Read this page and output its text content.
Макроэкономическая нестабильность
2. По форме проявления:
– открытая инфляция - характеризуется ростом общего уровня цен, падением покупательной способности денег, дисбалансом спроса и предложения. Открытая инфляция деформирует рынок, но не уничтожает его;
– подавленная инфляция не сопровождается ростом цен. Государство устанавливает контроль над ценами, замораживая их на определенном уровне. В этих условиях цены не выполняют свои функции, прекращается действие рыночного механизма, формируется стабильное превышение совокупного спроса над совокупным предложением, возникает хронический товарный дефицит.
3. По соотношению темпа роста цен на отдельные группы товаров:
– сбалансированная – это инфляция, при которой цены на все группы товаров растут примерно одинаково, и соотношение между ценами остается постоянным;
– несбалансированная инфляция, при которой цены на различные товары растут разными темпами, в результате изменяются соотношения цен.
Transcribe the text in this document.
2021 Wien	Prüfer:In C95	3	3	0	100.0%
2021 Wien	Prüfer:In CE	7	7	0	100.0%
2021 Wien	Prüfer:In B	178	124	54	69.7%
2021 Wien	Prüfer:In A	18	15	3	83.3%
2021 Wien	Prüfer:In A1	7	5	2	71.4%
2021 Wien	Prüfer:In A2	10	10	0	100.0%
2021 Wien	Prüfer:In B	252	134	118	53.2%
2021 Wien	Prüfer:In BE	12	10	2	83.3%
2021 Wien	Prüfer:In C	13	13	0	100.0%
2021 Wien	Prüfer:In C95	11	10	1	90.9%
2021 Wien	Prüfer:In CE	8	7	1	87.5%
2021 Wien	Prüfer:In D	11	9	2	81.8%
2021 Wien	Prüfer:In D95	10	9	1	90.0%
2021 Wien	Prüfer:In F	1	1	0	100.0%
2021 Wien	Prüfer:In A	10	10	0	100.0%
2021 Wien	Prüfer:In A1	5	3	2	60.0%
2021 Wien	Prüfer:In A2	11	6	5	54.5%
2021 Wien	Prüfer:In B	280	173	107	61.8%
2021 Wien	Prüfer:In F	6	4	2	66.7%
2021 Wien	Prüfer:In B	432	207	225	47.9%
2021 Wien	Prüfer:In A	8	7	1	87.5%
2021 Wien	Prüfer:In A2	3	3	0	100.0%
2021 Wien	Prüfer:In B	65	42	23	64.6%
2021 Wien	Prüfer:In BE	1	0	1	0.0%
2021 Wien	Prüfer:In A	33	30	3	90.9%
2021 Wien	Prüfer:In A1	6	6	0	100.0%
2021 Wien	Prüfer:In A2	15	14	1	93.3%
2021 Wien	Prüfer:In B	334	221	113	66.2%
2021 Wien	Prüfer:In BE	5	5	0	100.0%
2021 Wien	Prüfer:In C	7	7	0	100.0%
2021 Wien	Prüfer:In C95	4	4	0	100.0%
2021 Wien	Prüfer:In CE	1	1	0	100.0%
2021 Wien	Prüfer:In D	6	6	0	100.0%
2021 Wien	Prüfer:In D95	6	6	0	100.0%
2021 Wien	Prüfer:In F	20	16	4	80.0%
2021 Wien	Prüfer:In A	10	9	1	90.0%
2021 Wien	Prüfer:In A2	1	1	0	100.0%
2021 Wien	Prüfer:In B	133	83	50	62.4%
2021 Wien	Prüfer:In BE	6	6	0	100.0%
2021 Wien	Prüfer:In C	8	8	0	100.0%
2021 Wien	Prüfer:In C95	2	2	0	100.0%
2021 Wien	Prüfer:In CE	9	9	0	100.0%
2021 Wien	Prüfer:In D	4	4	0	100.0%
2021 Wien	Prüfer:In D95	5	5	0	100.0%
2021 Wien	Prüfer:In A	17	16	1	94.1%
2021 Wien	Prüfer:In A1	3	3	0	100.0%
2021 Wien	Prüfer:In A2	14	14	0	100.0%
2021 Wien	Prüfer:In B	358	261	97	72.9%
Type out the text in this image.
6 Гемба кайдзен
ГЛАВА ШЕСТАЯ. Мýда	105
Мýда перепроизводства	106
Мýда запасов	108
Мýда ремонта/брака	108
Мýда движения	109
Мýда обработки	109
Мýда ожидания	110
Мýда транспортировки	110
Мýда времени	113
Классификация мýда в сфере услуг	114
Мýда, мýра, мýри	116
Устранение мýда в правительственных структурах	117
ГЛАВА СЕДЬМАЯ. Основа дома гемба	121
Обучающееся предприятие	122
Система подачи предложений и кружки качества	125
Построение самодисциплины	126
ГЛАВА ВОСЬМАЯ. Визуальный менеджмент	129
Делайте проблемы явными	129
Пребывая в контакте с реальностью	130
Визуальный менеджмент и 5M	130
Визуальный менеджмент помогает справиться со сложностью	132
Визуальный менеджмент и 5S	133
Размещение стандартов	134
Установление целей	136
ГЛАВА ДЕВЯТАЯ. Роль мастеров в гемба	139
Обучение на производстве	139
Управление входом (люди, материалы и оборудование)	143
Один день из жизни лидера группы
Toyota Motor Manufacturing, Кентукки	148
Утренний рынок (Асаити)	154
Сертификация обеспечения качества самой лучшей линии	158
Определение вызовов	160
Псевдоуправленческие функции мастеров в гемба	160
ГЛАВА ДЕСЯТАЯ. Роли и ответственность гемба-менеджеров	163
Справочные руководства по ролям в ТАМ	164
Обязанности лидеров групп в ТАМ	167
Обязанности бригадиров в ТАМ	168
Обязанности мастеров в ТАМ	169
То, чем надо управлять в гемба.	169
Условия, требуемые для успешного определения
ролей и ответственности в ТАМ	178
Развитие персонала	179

+ + + + + + +

» WORK REQUIRED: Say how many lines have the string "качества" in them, offering no words beyond the number.

» RESPONSE TO THIS TASK: 2